OBJECTIVE
Pull out each line of the data that includes the word "être".

※ ※ ※

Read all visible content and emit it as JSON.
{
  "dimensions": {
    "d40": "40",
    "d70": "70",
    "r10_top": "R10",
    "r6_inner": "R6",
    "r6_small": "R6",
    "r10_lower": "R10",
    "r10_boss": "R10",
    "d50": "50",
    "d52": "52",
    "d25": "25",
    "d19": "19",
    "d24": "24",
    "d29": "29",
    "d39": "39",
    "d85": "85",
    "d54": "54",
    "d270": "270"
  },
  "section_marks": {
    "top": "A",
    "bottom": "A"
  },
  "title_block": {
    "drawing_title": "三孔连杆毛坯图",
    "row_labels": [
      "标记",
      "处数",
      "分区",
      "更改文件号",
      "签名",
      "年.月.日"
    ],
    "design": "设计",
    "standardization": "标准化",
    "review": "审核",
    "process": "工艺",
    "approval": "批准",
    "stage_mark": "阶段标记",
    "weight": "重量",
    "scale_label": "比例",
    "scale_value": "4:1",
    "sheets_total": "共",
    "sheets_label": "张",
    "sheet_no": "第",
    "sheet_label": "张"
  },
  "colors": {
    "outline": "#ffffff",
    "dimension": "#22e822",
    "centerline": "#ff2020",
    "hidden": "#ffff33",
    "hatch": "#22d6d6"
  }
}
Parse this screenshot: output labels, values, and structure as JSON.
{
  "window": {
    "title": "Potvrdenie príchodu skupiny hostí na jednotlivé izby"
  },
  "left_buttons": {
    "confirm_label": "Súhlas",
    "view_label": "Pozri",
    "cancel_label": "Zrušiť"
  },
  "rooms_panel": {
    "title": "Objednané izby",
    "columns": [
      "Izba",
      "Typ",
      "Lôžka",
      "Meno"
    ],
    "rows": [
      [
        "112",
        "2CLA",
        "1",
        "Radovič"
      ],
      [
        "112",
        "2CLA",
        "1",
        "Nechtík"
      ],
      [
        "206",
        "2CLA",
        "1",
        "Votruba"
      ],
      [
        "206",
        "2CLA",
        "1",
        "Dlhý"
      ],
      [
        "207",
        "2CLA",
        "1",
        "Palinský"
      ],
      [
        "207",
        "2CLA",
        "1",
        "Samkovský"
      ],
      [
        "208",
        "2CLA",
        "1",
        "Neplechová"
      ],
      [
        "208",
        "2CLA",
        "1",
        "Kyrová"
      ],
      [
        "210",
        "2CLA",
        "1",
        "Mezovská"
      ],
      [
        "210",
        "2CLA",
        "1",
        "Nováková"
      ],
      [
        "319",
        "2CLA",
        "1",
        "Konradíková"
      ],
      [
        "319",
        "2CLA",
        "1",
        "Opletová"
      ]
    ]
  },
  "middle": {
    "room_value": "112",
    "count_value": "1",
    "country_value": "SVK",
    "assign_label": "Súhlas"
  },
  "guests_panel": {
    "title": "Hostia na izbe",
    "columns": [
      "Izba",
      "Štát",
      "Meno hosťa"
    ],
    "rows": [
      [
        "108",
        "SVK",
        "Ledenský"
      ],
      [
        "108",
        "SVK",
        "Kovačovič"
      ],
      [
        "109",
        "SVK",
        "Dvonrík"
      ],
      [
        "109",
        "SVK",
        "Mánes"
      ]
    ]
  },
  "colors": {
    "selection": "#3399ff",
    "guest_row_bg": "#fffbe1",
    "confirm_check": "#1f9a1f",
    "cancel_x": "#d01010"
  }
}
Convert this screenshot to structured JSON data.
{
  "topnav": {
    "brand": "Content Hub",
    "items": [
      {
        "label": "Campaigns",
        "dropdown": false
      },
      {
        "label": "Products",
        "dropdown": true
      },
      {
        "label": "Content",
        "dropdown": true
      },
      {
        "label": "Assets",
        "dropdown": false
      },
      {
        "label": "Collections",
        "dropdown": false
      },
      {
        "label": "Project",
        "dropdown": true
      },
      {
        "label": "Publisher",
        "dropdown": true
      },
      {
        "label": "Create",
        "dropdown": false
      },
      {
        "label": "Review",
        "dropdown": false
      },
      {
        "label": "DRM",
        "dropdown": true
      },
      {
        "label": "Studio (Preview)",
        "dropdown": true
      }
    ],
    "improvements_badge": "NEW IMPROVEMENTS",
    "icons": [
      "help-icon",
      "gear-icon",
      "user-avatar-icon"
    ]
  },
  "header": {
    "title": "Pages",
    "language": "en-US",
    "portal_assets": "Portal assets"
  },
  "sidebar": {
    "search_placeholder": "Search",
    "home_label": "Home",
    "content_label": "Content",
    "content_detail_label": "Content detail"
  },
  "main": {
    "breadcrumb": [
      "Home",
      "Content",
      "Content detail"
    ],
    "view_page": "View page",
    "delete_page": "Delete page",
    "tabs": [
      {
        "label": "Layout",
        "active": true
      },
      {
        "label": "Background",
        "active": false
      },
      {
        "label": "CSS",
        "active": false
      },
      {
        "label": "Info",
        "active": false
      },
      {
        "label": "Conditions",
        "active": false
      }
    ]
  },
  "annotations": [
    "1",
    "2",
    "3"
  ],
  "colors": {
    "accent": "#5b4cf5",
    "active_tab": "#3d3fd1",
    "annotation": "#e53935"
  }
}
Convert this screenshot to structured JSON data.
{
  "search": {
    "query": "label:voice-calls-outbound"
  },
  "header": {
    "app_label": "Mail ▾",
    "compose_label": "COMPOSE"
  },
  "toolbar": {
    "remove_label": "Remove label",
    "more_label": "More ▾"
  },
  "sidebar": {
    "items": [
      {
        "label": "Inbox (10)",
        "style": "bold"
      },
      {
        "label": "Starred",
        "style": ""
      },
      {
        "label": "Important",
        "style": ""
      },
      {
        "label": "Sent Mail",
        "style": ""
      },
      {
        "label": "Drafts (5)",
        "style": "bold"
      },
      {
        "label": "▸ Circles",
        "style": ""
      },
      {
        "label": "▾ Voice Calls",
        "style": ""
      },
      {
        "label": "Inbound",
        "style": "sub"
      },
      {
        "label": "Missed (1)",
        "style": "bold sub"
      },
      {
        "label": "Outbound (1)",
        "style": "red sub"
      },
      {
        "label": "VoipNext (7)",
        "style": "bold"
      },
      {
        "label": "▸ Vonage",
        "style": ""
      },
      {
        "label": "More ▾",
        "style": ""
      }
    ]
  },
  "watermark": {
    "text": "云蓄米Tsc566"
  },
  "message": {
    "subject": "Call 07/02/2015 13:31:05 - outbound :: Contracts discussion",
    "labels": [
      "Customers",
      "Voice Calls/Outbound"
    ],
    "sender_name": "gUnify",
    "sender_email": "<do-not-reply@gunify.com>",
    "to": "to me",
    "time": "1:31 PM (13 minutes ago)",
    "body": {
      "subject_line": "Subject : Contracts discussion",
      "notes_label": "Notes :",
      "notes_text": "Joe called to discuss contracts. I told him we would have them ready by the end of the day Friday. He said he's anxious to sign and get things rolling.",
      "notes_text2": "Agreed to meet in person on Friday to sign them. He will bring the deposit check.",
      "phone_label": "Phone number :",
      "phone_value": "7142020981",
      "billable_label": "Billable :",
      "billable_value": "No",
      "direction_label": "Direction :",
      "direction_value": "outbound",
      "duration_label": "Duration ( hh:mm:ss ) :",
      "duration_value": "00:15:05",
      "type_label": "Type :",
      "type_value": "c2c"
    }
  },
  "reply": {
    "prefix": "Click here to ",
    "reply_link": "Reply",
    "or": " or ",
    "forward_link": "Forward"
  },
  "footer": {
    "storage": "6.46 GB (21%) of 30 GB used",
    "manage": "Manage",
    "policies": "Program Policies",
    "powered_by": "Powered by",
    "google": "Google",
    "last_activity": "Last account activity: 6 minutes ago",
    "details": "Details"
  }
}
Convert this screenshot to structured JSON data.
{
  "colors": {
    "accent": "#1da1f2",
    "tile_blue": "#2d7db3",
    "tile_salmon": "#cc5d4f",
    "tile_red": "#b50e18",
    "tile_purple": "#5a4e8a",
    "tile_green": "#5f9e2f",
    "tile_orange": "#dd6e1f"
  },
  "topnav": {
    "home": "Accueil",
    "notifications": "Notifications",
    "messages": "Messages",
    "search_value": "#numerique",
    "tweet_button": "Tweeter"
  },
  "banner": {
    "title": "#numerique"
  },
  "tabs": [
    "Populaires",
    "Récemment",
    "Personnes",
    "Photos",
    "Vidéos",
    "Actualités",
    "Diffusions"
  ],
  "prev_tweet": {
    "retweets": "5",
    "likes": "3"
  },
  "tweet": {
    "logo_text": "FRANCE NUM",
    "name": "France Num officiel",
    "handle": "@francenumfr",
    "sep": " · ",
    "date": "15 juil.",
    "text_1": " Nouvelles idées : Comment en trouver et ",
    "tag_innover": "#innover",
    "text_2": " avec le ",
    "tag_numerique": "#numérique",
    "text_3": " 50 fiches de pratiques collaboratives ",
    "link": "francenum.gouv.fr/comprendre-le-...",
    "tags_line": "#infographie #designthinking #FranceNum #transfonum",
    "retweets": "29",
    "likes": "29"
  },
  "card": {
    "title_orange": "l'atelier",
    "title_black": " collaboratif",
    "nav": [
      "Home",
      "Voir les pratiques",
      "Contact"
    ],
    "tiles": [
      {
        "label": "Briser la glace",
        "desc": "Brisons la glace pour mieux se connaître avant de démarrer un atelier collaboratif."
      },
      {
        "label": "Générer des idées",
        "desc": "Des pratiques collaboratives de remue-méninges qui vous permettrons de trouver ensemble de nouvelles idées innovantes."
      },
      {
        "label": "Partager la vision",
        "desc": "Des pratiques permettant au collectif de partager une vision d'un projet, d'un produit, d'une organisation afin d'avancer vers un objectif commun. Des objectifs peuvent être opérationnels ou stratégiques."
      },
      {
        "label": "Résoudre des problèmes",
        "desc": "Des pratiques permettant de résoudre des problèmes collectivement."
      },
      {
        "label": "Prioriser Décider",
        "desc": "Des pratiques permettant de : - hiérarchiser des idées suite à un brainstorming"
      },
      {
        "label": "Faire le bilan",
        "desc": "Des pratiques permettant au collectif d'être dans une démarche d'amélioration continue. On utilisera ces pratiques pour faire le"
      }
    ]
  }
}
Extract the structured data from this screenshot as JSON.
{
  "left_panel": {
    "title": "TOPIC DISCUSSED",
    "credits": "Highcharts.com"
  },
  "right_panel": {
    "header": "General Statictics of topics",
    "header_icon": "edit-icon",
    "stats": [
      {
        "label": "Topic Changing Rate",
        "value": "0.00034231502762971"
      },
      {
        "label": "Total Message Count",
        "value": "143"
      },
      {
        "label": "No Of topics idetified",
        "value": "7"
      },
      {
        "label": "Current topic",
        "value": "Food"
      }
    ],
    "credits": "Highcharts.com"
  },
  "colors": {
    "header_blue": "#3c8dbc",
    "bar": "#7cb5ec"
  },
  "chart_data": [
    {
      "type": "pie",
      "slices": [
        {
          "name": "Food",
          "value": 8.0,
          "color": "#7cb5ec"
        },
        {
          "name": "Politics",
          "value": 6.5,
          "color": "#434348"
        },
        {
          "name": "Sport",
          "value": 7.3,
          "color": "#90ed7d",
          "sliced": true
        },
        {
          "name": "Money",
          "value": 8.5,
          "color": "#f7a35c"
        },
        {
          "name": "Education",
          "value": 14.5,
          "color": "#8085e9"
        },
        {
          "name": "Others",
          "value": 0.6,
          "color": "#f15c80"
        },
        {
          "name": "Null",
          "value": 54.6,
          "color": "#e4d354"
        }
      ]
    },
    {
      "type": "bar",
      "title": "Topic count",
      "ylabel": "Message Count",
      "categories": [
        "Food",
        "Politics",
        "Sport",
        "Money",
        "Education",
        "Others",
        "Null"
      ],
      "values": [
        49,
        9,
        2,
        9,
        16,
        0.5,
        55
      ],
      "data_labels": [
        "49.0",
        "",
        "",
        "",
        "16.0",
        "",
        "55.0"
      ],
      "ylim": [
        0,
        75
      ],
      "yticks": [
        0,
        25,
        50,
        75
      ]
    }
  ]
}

※ ※ ※

WRITTEN ANSWER
        "desc": "Des pratiques permettant au collectif de partager une vision d'un projet, d'un produit, d'une organisation afin d'avancer vers un objectif commun. Des objectifs peuvent être opérationnels ou stratégiques."
        "desc": "Des pratiques permettant au collectif d'être dans une démarche d'amélioration continue. On utilisera ces pratiques pour faire le"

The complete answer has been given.